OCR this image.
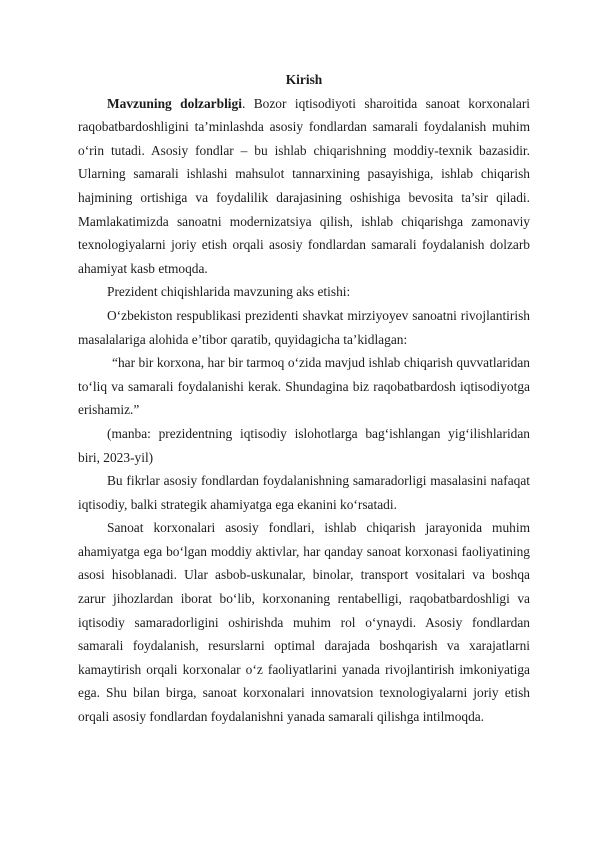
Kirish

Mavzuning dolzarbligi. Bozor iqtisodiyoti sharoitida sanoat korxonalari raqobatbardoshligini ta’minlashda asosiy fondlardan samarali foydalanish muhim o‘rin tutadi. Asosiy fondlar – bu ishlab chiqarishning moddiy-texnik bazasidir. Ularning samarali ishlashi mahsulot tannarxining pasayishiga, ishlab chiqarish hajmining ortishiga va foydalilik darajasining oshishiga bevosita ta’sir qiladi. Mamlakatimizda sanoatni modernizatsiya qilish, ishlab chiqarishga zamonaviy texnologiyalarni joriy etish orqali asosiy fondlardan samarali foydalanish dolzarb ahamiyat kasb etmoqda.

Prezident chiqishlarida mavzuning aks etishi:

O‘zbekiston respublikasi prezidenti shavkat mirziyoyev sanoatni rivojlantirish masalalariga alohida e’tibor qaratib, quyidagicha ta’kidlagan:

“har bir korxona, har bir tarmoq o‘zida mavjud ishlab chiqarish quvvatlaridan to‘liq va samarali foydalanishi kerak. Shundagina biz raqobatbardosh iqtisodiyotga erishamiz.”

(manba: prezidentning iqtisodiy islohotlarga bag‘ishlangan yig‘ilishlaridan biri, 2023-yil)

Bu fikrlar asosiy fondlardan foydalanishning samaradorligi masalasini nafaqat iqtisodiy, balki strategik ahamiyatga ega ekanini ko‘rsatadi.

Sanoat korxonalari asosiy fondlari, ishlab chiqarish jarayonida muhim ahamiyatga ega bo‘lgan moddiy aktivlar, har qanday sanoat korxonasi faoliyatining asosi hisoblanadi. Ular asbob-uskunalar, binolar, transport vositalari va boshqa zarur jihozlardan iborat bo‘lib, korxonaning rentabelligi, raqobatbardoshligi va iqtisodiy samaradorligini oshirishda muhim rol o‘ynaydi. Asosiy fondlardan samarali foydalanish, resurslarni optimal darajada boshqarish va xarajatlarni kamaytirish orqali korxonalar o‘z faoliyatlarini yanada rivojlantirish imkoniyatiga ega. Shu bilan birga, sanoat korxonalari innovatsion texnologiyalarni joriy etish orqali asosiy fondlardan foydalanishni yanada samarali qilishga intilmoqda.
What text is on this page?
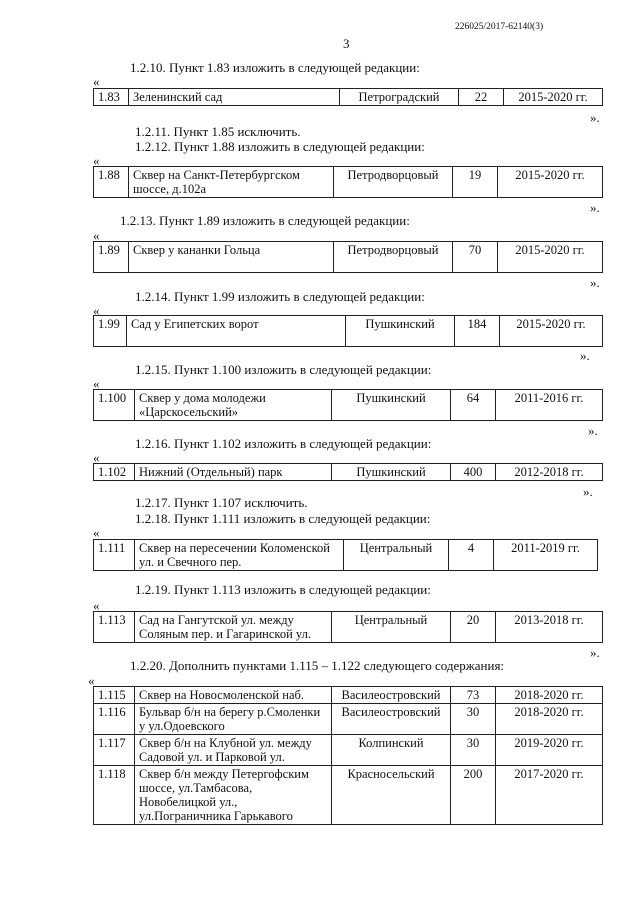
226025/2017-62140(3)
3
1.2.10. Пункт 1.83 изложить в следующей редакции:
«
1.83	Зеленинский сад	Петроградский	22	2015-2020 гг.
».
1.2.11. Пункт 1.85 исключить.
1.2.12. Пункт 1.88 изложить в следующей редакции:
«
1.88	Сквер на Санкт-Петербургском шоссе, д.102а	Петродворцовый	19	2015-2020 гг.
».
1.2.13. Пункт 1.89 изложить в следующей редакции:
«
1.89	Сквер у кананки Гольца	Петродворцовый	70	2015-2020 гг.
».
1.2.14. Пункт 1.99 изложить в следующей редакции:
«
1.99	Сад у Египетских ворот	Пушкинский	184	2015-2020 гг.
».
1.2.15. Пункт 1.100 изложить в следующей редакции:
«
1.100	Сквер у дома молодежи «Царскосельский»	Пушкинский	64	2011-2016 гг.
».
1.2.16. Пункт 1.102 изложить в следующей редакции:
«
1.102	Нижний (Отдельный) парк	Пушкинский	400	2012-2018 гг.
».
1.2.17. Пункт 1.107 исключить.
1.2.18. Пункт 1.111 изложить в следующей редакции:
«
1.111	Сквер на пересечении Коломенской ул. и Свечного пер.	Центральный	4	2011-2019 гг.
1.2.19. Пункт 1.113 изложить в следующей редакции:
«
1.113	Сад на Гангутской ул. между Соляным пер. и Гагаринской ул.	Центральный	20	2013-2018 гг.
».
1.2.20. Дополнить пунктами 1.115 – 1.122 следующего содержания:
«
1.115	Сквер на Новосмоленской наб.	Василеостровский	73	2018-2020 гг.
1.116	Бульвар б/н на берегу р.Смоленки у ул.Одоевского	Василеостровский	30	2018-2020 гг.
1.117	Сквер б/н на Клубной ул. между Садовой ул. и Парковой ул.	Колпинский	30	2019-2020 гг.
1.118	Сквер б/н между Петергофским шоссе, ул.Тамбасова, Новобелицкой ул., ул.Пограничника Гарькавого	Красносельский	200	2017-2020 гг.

============

AIM:
Pick out each line containing "исключить" and report it.

EXERCISE OUTPUT:
1.2.11. Пункт 1.85 исключить.
1.2.17. Пункт 1.107 исключить.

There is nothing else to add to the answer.